▸ Problem details:
Pick out all lines in the listing holding the string "JSON" and copy them.

[start Stored records]

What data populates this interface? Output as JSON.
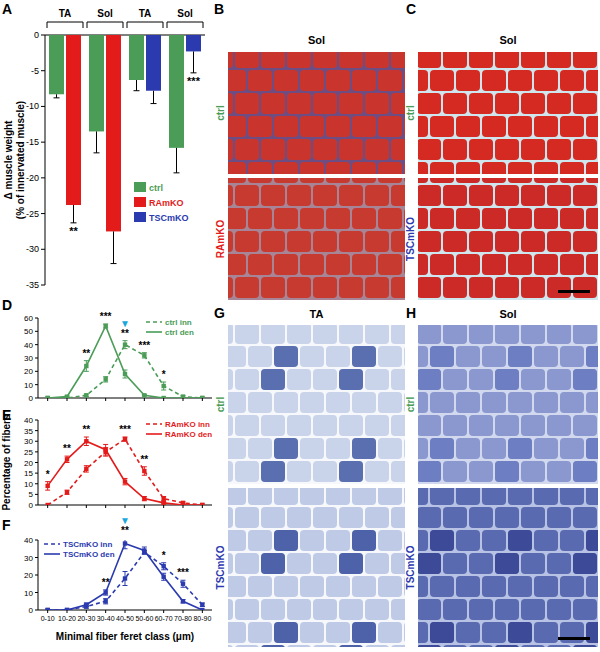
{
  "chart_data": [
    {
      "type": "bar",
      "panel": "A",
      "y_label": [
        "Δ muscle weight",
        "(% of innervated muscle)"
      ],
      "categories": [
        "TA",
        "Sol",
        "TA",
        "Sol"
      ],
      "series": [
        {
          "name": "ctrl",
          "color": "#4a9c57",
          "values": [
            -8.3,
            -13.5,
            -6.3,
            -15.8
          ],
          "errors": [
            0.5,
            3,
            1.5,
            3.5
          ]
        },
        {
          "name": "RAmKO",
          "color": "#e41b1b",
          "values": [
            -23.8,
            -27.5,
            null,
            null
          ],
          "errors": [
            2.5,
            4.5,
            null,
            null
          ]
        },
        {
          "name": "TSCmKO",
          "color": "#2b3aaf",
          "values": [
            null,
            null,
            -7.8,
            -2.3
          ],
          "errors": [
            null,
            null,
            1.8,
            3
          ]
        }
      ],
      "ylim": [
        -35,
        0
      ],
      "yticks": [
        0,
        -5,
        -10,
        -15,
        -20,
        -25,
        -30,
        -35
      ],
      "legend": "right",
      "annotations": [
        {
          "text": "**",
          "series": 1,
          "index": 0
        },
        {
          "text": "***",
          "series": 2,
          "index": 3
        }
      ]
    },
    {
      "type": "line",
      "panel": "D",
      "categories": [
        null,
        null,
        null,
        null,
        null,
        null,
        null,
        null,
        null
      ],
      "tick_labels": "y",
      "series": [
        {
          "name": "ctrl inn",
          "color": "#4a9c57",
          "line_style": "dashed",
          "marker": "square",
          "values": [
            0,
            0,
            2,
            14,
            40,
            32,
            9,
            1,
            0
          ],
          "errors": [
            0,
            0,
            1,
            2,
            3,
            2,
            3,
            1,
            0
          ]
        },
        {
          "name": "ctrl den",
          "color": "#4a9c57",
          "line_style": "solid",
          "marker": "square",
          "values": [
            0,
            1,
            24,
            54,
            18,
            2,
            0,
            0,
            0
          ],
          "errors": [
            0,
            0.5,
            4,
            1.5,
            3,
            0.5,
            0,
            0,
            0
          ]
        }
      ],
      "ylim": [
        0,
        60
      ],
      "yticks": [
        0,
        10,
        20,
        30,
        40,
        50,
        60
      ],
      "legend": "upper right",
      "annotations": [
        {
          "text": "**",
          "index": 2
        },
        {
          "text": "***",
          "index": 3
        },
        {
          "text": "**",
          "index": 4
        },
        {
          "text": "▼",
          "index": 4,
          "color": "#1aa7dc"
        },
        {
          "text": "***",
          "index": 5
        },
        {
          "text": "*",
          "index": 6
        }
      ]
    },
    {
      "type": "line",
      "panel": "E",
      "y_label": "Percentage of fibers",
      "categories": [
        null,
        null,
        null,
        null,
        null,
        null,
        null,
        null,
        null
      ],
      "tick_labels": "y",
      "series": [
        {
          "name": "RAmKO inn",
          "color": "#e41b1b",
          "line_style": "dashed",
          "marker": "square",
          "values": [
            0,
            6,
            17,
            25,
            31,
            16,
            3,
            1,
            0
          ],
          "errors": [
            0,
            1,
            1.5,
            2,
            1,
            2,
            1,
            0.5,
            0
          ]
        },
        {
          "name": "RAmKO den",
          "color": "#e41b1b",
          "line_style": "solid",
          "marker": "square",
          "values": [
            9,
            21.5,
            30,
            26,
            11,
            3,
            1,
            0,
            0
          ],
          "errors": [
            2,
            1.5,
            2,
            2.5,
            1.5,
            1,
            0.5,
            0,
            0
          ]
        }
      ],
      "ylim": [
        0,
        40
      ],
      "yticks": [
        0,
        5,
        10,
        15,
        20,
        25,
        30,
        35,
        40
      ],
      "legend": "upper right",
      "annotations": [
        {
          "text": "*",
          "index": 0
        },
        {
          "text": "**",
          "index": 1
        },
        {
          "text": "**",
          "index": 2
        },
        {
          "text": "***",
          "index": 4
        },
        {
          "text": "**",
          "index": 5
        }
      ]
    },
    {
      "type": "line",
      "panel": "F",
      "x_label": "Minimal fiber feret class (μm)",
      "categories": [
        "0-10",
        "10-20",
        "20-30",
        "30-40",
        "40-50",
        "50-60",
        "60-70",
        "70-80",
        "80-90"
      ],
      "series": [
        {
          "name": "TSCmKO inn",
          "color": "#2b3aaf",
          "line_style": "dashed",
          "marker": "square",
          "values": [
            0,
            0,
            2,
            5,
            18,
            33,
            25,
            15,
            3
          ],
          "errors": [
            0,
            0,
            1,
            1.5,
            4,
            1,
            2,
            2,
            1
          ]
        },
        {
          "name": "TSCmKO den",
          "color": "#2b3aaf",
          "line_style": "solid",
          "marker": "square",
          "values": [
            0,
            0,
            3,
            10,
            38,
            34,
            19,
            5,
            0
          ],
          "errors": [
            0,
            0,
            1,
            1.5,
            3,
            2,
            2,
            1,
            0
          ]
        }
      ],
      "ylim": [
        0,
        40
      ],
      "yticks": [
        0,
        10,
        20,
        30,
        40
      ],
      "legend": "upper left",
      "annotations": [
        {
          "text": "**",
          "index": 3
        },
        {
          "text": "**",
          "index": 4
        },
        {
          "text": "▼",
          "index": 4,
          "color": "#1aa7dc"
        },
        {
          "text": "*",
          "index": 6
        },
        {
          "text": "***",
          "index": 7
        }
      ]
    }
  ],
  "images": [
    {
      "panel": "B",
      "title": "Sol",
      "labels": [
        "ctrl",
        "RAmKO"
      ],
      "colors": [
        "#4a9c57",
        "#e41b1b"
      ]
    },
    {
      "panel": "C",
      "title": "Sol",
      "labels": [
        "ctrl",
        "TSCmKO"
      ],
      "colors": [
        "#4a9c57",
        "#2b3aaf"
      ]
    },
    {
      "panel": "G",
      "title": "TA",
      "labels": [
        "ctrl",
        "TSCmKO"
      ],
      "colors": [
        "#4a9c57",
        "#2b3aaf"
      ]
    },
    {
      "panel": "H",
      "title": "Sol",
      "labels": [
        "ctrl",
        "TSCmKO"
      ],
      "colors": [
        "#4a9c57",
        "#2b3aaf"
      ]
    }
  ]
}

[end Stored records]
[start Stored records]

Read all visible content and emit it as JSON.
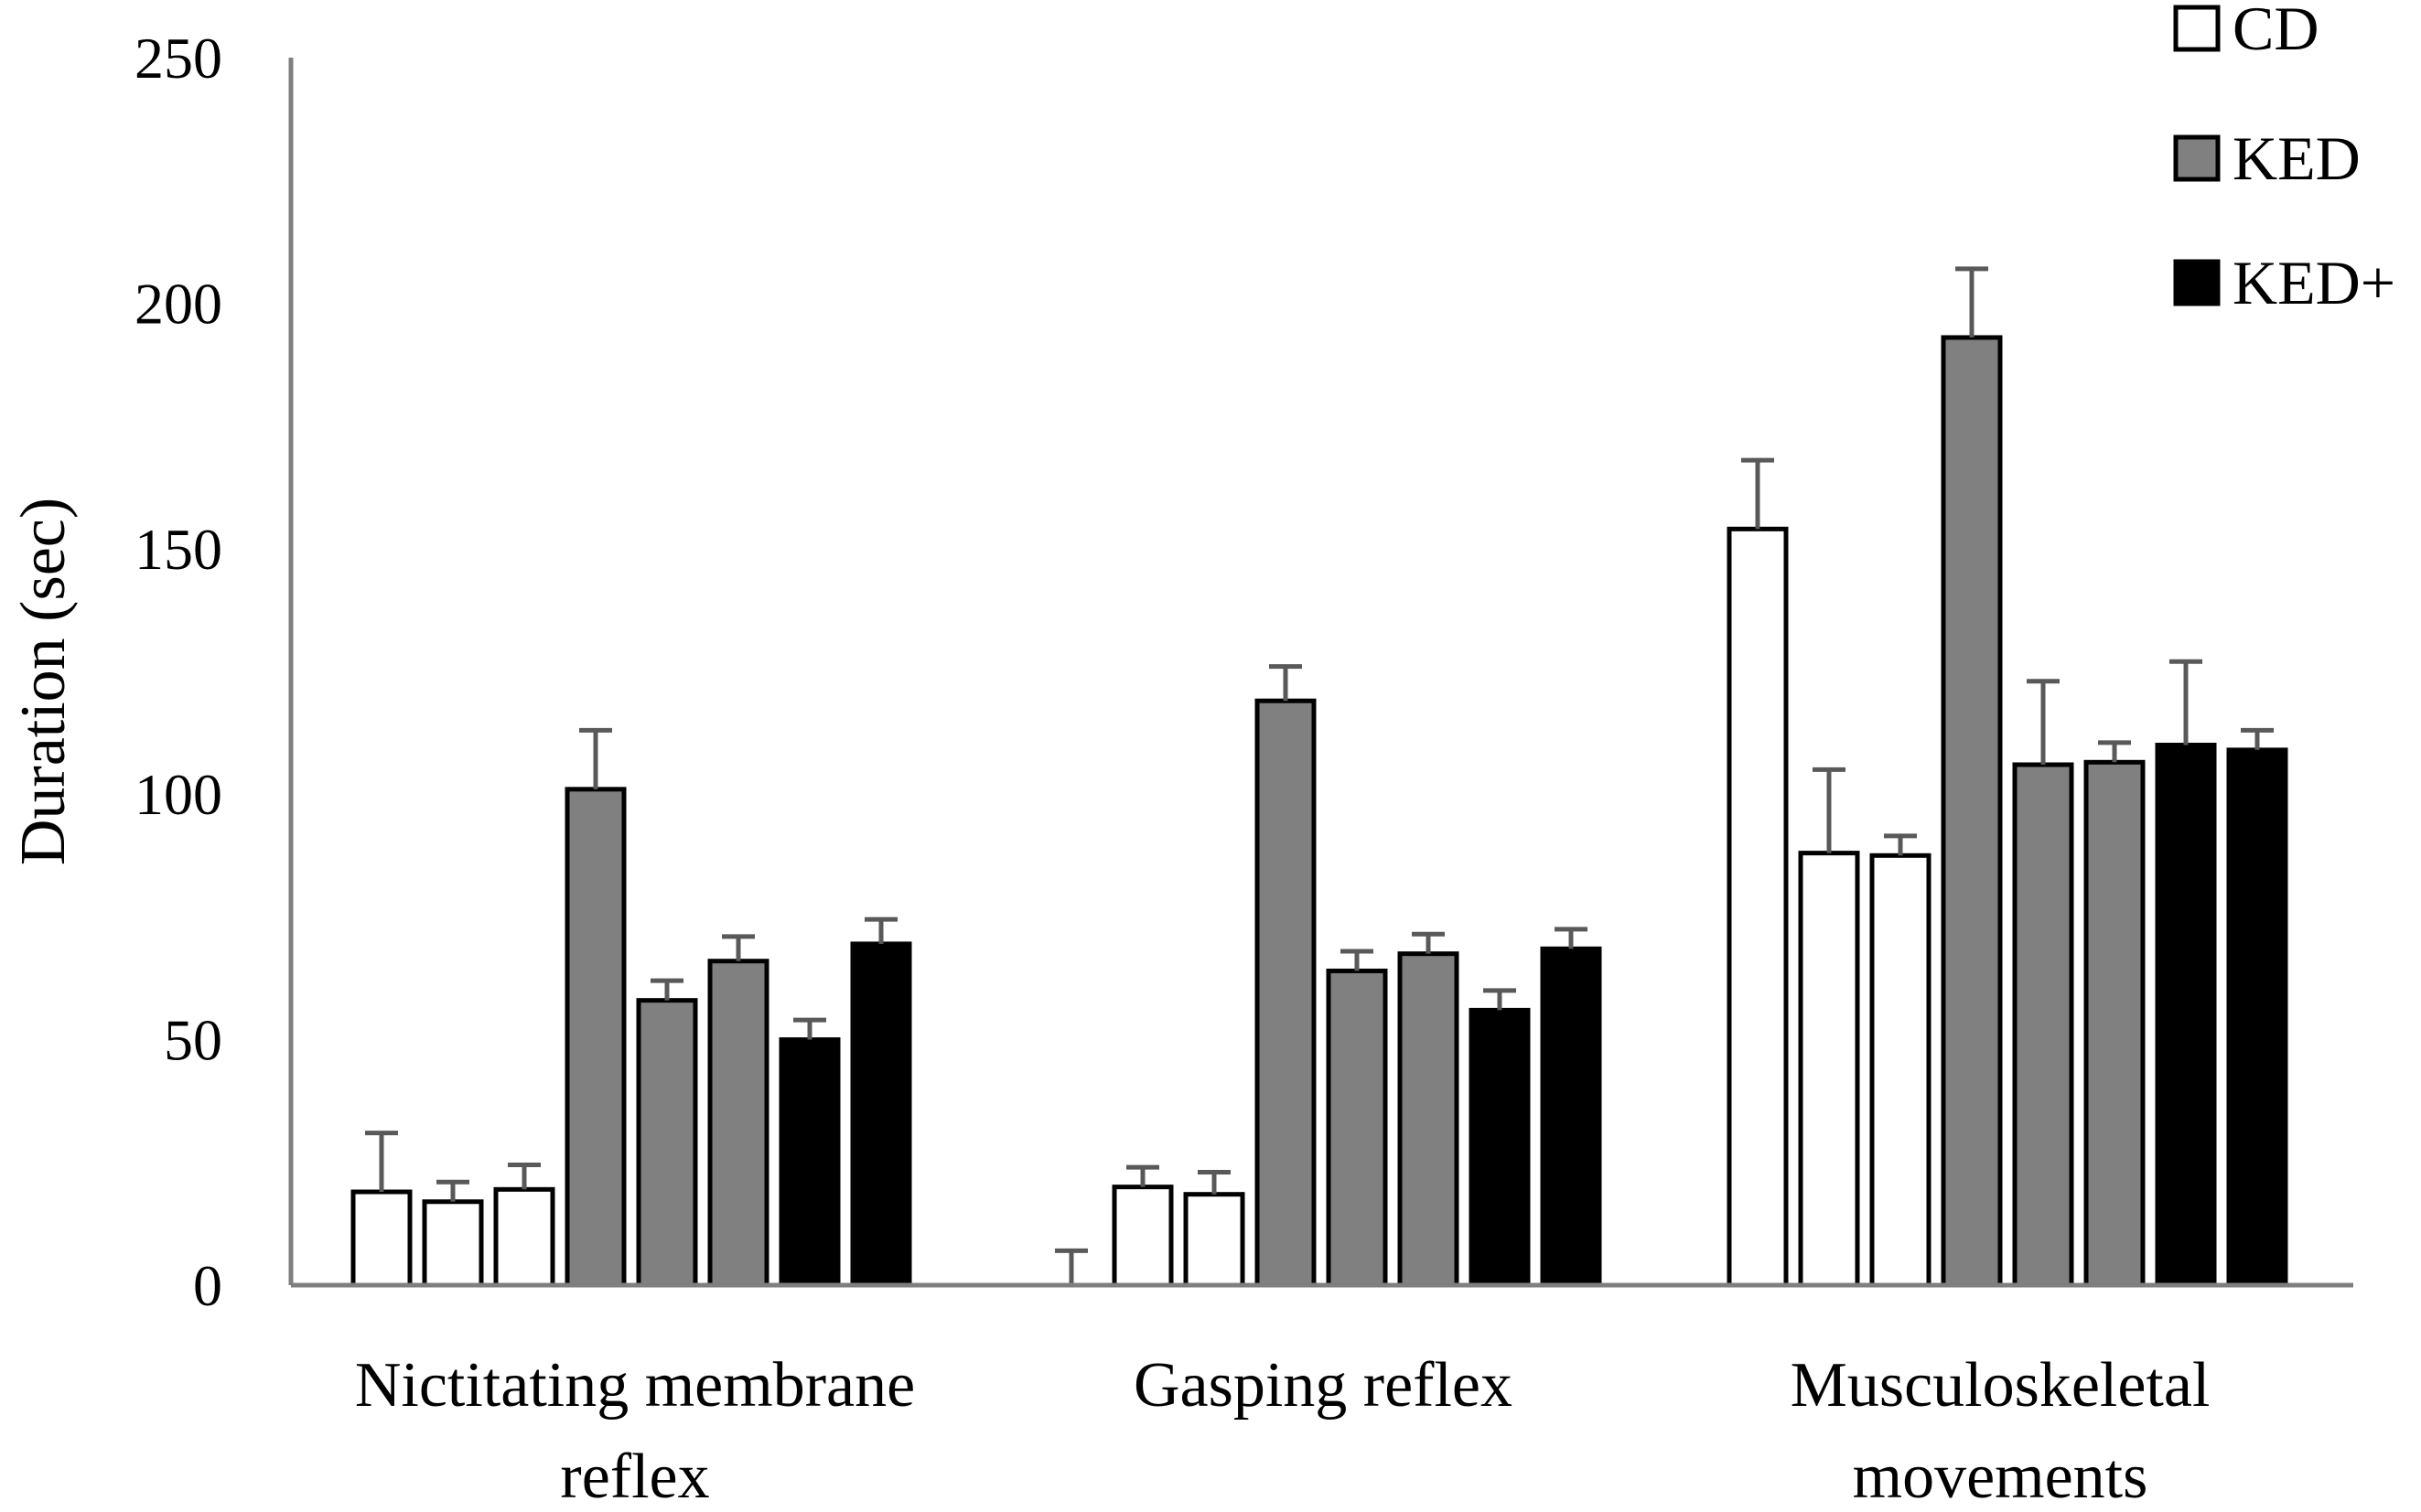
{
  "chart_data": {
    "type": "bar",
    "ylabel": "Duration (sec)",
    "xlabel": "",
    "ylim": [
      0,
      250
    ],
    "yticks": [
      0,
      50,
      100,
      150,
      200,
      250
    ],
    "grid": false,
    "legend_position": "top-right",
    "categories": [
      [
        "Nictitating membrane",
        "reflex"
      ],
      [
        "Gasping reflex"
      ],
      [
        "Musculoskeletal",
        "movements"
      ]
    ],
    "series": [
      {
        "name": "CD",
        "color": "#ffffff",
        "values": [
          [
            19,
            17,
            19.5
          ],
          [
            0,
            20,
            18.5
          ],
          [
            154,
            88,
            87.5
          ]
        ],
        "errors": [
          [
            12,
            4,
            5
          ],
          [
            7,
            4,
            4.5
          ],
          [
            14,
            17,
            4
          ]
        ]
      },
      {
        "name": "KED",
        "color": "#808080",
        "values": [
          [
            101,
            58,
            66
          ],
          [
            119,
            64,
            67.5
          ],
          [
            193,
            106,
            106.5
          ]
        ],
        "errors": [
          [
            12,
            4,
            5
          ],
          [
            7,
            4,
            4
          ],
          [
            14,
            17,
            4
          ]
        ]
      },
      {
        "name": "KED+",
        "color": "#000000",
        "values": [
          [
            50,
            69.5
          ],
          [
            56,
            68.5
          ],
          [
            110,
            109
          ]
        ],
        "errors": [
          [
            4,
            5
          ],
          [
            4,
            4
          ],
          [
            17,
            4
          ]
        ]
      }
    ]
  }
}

[end Stored records]

▸ Reply:
What data populates this interface? Output as JSON.
Read all visible content and emit it as JSON.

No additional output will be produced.